The Arboretum Gaston Allard (7 hectares), also known as the Arboretum d'Angers and formerly the Arboretum de la Maulévrie, is a municipal arboretum located at 9, rue du Château d'Orgement, Angers, Maine-et-Loire, Pays de la Loire, France. It is open daily.

The arboretum was begun in 1863 by botanist Gaston Allard (1838-1918) within the closerie Maulévrie, which was then his home. He continued planting until his death in 1918. The property was ceded to the city in 1960, and his former home now houses the Botany Department of the Museum of Natural Sciences of Angers.

Today the arboreum contains an excellent collection of trees: approximately 4,300 specimens represent 1,600 taxa, including 705 taxa of conifers and 50 of oaks, with notable specimens of Quercus variabilis, Pseudocydonia sinensis, and Tilia mongolica. In 1980 the arboretum was augmented with a national collection of hydrangeas, which now contains approximately 750 taxa. Three new gardens have been added: a shade garden (2000 m²), test garden (4000 m²), and garden of the five senses (1200 m²). All told these gardens contain about 20,000 plants.

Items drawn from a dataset
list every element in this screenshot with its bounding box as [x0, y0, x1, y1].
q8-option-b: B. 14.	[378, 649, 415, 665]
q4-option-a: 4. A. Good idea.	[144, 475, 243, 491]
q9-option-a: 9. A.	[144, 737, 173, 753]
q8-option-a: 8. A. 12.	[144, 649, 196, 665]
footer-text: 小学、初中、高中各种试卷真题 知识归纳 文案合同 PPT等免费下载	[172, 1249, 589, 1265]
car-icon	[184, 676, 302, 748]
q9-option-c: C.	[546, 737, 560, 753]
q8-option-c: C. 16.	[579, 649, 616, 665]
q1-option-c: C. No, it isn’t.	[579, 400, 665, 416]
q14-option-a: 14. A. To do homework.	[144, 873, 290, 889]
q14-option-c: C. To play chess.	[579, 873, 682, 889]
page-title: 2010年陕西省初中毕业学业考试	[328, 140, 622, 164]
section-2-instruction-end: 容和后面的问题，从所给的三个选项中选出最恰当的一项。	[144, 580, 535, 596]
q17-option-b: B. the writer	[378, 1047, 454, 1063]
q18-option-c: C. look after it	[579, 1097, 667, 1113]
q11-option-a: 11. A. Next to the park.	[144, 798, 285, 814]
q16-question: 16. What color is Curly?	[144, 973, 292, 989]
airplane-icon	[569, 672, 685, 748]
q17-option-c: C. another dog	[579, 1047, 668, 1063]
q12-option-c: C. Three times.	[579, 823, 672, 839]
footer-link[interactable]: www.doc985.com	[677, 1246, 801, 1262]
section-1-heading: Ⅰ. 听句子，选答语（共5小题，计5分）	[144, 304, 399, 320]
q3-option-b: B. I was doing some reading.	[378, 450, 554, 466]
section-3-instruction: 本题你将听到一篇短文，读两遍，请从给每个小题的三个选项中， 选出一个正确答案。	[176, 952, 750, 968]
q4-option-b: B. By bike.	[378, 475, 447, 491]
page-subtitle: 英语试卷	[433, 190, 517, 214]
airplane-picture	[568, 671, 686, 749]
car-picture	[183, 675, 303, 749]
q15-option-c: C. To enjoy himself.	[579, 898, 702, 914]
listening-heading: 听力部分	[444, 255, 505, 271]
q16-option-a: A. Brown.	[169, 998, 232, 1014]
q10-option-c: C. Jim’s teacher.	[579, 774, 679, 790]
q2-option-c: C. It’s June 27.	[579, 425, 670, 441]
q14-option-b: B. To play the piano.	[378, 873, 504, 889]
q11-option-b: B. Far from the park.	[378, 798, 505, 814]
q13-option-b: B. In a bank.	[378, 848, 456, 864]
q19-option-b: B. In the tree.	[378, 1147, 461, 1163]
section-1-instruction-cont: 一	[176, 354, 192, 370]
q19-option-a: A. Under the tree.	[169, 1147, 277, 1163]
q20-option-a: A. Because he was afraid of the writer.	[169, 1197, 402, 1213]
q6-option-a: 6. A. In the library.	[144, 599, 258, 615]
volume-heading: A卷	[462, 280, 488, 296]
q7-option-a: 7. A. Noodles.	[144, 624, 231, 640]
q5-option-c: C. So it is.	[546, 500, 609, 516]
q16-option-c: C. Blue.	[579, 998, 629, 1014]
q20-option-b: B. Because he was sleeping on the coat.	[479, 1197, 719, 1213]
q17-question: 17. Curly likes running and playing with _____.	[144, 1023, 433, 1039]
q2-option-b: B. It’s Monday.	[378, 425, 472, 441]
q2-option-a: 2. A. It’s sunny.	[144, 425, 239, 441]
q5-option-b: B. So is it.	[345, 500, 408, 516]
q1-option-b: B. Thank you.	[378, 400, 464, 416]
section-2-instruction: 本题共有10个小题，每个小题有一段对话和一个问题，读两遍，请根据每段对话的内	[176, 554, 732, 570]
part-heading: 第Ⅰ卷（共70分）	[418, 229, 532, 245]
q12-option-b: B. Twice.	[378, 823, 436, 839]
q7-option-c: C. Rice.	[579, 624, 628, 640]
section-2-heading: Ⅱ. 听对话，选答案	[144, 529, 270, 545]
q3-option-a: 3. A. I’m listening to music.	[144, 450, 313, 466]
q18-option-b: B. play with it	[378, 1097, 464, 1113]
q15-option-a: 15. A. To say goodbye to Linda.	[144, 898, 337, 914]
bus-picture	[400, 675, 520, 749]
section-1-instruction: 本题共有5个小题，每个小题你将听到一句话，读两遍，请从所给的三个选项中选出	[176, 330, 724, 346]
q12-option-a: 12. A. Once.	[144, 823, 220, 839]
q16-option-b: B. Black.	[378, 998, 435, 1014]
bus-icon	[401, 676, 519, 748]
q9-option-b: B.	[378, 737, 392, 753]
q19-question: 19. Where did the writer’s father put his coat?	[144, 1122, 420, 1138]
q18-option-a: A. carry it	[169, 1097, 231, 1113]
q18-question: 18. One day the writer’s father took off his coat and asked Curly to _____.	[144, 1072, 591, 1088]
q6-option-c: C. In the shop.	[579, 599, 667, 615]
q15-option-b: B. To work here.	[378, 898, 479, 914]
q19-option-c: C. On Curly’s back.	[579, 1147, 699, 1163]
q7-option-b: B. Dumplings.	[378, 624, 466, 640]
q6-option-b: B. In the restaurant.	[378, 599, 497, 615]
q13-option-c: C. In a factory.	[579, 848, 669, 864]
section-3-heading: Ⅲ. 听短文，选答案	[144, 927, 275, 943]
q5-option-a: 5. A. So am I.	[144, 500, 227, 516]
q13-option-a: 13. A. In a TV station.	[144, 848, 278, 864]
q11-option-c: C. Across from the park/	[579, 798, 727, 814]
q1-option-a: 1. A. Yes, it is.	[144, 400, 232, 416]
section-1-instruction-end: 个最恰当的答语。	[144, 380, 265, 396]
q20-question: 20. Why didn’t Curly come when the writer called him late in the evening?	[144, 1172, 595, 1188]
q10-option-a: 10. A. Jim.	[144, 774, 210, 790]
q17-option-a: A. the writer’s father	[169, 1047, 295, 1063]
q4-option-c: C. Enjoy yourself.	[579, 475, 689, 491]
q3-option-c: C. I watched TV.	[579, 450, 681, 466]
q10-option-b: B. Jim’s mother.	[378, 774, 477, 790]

TO DO
From the passage about the Arboretum Gaston Allard, copy word for word the section that begins at the words "Today the arboreum" and stops after "about 20,000 plants.". The material is separate from the passage about the Arboretum Gaston Allard.

FINISHED TASK
Today the arboreum contains an excellent collection of trees: approximately 4,300 specimens represent 1,600 taxa, including 705 taxa of conifers and 50 of oaks, with notable specimens of Quercus variabilis, Pseudocydonia sinensis, and Tilia mongolica. In 1980 the arboretum was augmented with a national collection of hydrangeas, which now contains approximately 750 taxa. Three new gardens have been added: a shade garden (2000 m²), test garden (4000 m²), and garden of the five senses (1200 m²). All told these gardens contain about 20,000 plants.